— BEGIN DATASET RECORDS —
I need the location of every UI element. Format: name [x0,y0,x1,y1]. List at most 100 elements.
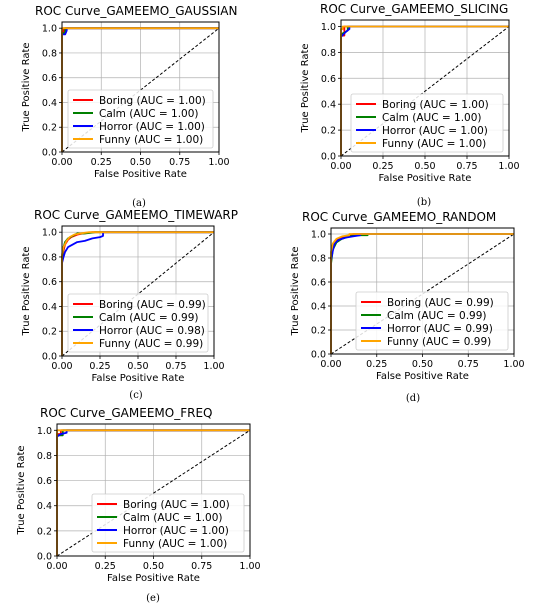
y-tick-label: 1.0 [311,230,326,241]
x-tick-label: 0.75 [191,561,212,572]
legend-label: Horror (AUC = 1.00) [382,125,488,137]
y-tick-label: 0.8 [42,252,57,263]
x-tick-label: 1.00 [239,561,260,572]
y-tick-label: 0.4 [37,501,52,512]
roc-panel-2: 0.00 0.25 0.50 0.75 1.00 0.0 0.2 0.4 0.6 0.8 1.0 RO… [21,208,238,401]
legend-label: Boring (AUC = 0.99) [99,299,206,311]
legend-label: Calm (AUC = 1.00) [382,112,482,124]
legend-box [91,493,245,553]
roc-panel-4: 0.00 0.25 0.50 0.75 1.00 0.0 0.2 0.4 0.6 0.8 1.0 RO… [16,406,261,604]
roc-curve-horror [61,231,214,356]
y-axis-label: True Positive Rate [290,246,301,336]
x-tick-label: 0.75 [458,359,479,370]
y-tick-label: 0.2 [321,126,336,137]
x-axis-label: False Positive Rate [92,373,185,384]
y-tick-label: 0.8 [321,48,336,59]
chart-title: ROC Curve_GAMEEMO_TIMEWARP [34,208,238,222]
y-tick-label: 0.0 [37,552,52,563]
y-tick-label: 0.8 [42,48,57,59]
roc-curve-funny [61,231,214,356]
chart-title: ROC Curve_GAMEEMO_GAUSSIAN [35,4,237,18]
legend-label: Boring (AUC = 1.00) [99,95,206,107]
y-tick-label: 0.6 [42,277,57,288]
x-tick-label: 0.75 [456,161,477,172]
legend-label: Funny (AUC = 0.99) [387,336,491,348]
legend-label: Funny (AUC = 1.00) [99,134,203,146]
y-tick-label: 0.8 [37,451,52,462]
y-tick-label: 0.0 [42,352,57,363]
x-tick-label: 0.25 [91,157,112,168]
y-tick-label: 0.4 [42,98,57,109]
y-axis-label: True Positive Rate [16,445,27,535]
legend-label: Funny (AUC = 1.00) [382,138,486,150]
legend-label: Calm (AUC = 0.99) [99,312,199,324]
y-tick-label: 1.0 [321,22,336,33]
chance-diagonal-line [56,429,251,557]
x-tick-label: 1.00 [203,361,224,372]
x-axis-label: False Positive Rate [379,173,472,184]
y-axis-label: True Positive Rate [300,43,311,133]
x-tick-label: 0.50 [127,361,148,372]
y-tick-label: 0.4 [321,100,336,111]
y-tick-label: 0.0 [321,152,336,163]
legend-label: Horror (AUC = 1.00) [123,525,229,537]
y-tick-label: 1.0 [42,24,57,35]
roc-panel-1: 0.00 0.25 0.50 0.75 1.00 0.0 0.2 0.4 0.6 0.8 1.0 RO… [300,2,520,208]
y-tick-label: 0.6 [42,73,57,84]
legend-label: Calm (AUC = 0.99) [387,310,487,322]
chart-title: ROC Curve_GAMEEMO_RANDOM [302,210,496,224]
x-tick-label: 0.50 [130,157,151,168]
y-tick-label: 0.2 [42,123,57,134]
y-tick-label: 0.6 [311,278,326,289]
chart-title: ROC Curve_GAMEEMO_FREQ [40,406,212,420]
legend-box [355,291,509,351]
legend-label: Boring (AUC = 1.00) [382,99,489,111]
x-tick-label: 0.50 [414,161,435,172]
legend-box [67,89,214,149]
x-tick-label: 1.00 [498,161,519,172]
y-tick-label: 0.2 [311,326,326,337]
x-tick-label: 0.25 [366,359,387,370]
legend-label: Calm (AUC = 1.00) [99,108,199,120]
chart-title: ROC Curve_GAMEEMO_SLICING [320,2,508,16]
figure-caption: (e) [146,593,160,604]
x-tick-label: 0.00 [51,361,72,372]
y-axis-label: True Positive Rate [21,246,32,336]
legend-label: Funny (AUC = 0.99) [99,338,203,350]
x-tick-label: 0.75 [169,157,190,168]
chance-diagonal-line [61,27,220,153]
x-tick-label: 0.75 [165,361,186,372]
legend-label: Funny (AUC = 1.00) [123,538,227,550]
x-axis-label: False Positive Rate [107,573,200,584]
legend-label: Horror (AUC = 0.98) [99,325,205,337]
x-tick-label: 0.25 [95,561,116,572]
x-axis-label: False Positive Rate [94,169,187,180]
y-tick-label: 0.4 [311,302,326,313]
figure-caption: (c) [129,390,143,401]
figure-caption: (a) [132,198,146,209]
x-tick-label: 0.00 [51,157,72,168]
roc-panel-3: 0.00 0.25 0.50 0.75 1.00 0.0 0.2 0.4 0.6 0.8 1.0 RO… [290,210,525,404]
y-tick-label: 0.0 [42,148,57,159]
y-tick-label: 1.0 [37,426,52,437]
x-tick-label: 1.00 [503,359,524,370]
y-tick-label: 1.0 [42,228,57,239]
y-tick-label: 0.6 [37,476,52,487]
y-tick-label: 0.2 [42,327,57,338]
legend-box [350,93,504,153]
roc-panel-0: 0.00 0.25 0.50 0.75 1.00 0.0 0.2 0.4 0.6 0.8 1.0 RO… [21,4,237,209]
legend-label: Boring (AUC = 1.00) [123,499,230,511]
legend-box [67,293,209,353]
y-tick-label: 0.6 [321,74,336,85]
legend-label: Boring (AUC = 0.99) [387,297,494,309]
y-axis-label: True Positive Rate [21,42,32,132]
figure-caption: (d) [406,393,420,404]
y-tick-label: 0.8 [311,254,326,265]
x-tick-label: 0.50 [143,561,164,572]
y-tick-label: 0.4 [42,302,57,313]
x-tick-label: 0.00 [320,359,341,370]
x-tick-label: 1.00 [208,157,229,168]
y-tick-label: 0.2 [37,526,52,537]
figure-caption: (b) [417,197,431,208]
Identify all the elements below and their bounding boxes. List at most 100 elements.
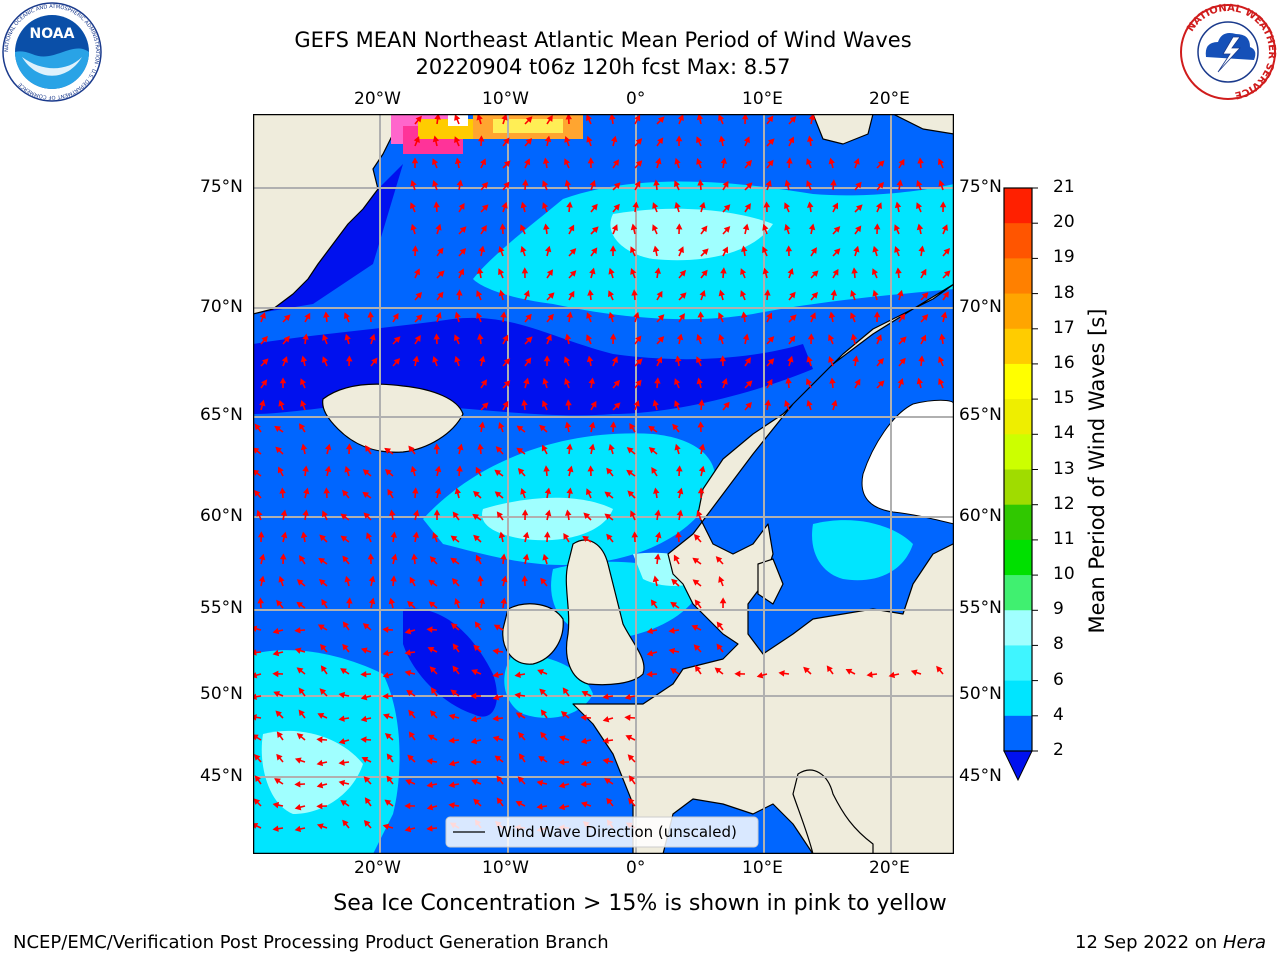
— END DATASET RECORDS —
EXERCISE DESCRIPTION:
Reproduce every entry above word for word, omitting the pictures.

TASK SOLUTION:
I need the location of every UI element. Format: name [x0,y0,x1,y1]. List at most 100 elements.
y-tick-label: 1.0 [311,230,326,241]
x-tick-label: 0.75 [191,561,212,572]
legend-label: Horror (AUC = 1.00) [382,125,488,137]
y-tick-label: 0.8 [42,252,57,263]
x-tick-label: 1.00 [239,561,260,572]
y-tick-label: 0.4 [37,501,52,512]
roc-panel-2: 0.00 0.25 0.50 0.75 1.00 0.0 0.2 0.4 0.6 0.8 1.0 RO… [21,208,238,401]
legend-label: Boring (AUC = 0.99) [99,299,206,311]
legend-label: Calm (AUC = 1.00) [382,112,482,124]
legend-box [91,493,245,553]
roc-panel-4: 0.00 0.25 0.50 0.75 1.00 0.0 0.2 0.4 0.6 0.8 1.0 RO… [16,406,261,604]
roc-curve-horror [61,231,214,356]
y-axis-label: True Positive Rate [290,246,301,336]
x-tick-label: 0.75 [458,359,479,370]
y-tick-label: 0.2 [321,126,336,137]
x-axis-label: False Positive Rate [92,373,185,384]
y-tick-label: 0.8 [321,48,336,59]
chart-title: ROC Curve_GAMEEMO_TIMEWARP [34,208,238,222]
y-tick-label: 0.0 [37,552,52,563]
y-tick-label: 0.8 [42,48,57,59]
roc-curve-funny [61,231,214,356]
chart-title: ROC Curve_GAMEEMO_GAUSSIAN [35,4,237,18]
legend-label: Boring (AUC = 1.00) [99,95,206,107]
y-tick-label: 0.6 [42,277,57,288]
x-tick-label: 0.75 [456,161,477,172]
legend-label: Funny (AUC = 0.99) [387,336,491,348]
legend-label: Funny (AUC = 1.00) [99,134,203,146]
y-tick-label: 0.8 [37,451,52,462]
y-tick-label: 0.0 [42,352,57,363]
x-tick-label: 0.25 [91,157,112,168]
y-tick-label: 0.4 [42,98,57,109]
y-axis-label: True Positive Rate [16,445,27,535]
legend-label: Funny (AUC = 1.00) [382,138,486,150]
legend-label: Calm (AUC = 0.99) [99,312,199,324]
y-tick-label: 1.0 [321,22,336,33]
chance-diagonal-line [56,429,251,557]
x-tick-label: 1.00 [203,361,224,372]
x-axis-label: False Positive Rate [379,173,472,184]
y-axis-label: True Positive Rate [300,43,311,133]
x-tick-label: 0.50 [127,361,148,372]
y-tick-label: 0.4 [321,100,336,111]
y-tick-label: 0.0 [321,152,336,163]
legend-label: Horror (AUC = 1.00) [123,525,229,537]
y-tick-label: 1.0 [42,24,57,35]
roc-panel-1: 0.00 0.25 0.50 0.75 1.00 0.0 0.2 0.4 0.6 0.8 1.0 RO… [300,2,520,208]
y-tick-label: 0.6 [42,73,57,84]
legend-label: Calm (AUC = 0.99) [387,310,487,322]
chart-title: ROC Curve_GAMEEMO_RANDOM [302,210,496,224]
x-tick-label: 0.50 [130,157,151,168]
y-tick-label: 0.2 [42,123,57,134]
y-tick-label: 0.6 [311,278,326,289]
chart-title: ROC Curve_GAMEEMO_FREQ [40,406,212,420]
legend-box [355,291,509,351]
legend-label: Boring (AUC = 1.00) [382,99,489,111]
x-tick-label: 0.50 [414,161,435,172]
legend-box [67,89,214,149]
x-tick-label: 1.00 [498,161,519,172]
y-tick-label: 0.2 [311,326,326,337]
x-tick-label: 0.25 [366,359,387,370]
legend-label: Calm (AUC = 1.00) [99,108,199,120]
chart-title: ROC Curve_GAMEEMO_SLICING [320,2,508,16]
figure-caption: (e) [146,593,160,604]
x-tick-label: 0.00 [51,361,72,372]
y-axis-label: True Positive Rate [21,246,32,336]
legend-label: Funny (AUC = 0.99) [99,338,203,350]
x-tick-label: 0.75 [169,157,190,168]
chance-diagonal-line [61,27,220,153]
x-tick-label: 0.75 [165,361,186,372]
legend-label: Funny (AUC = 1.00) [123,538,227,550]
x-axis-label: False Positive Rate [107,573,200,584]
legend-label: Horror (AUC = 0.98) [99,325,205,337]
x-tick-label: 0.25 [95,561,116,572]
x-axis-label: False Positive Rate [94,169,187,180]
y-tick-label: 0.4 [311,302,326,313]
figure-caption: (c) [129,390,143,401]
figure-caption: (a) [132,198,146,209]
x-tick-label: 0.00 [51,157,72,168]
roc-panel-3: 0.00 0.25 0.50 0.75 1.00 0.0 0.2 0.4 0.6 0.8 1.0 RO… [290,210,525,404]
y-tick-label: 0.0 [42,148,57,159]
y-tick-label: 1.0 [37,426,52,437]
x-tick-label: 1.00 [503,359,524,370]
y-tick-label: 1.0 [42,228,57,239]
y-tick-label: 0.6 [37,476,52,487]
y-tick-label: 0.2 [42,327,57,338]
legend-box [350,93,504,153]
roc-panel-0: 0.00 0.25 0.50 0.75 1.00 0.0 0.2 0.4 0.6 0.8 1.0 RO… [21,4,237,209]
legend-label: Boring (AUC = 1.00) [123,499,230,511]
legend-box [67,293,209,353]
y-tick-label: 0.6 [321,74,336,85]
legend-label: Boring (AUC = 0.99) [387,297,494,309]
y-axis-label: True Positive Rate [21,42,32,132]
figure-caption: (d) [406,393,420,404]
y-tick-label: 0.8 [311,254,326,265]
x-tick-label: 0.50 [143,561,164,572]
y-tick-label: 0.4 [42,302,57,313]
x-tick-label: 0.00 [320,359,341,370]
x-tick-label: 1.00 [208,157,229,168]
y-tick-label: 0.2 [37,526,52,537]
figure-caption: (b) [417,197,431,208]
Identify all the elements below and their bounding boxes. List at most 100 elements.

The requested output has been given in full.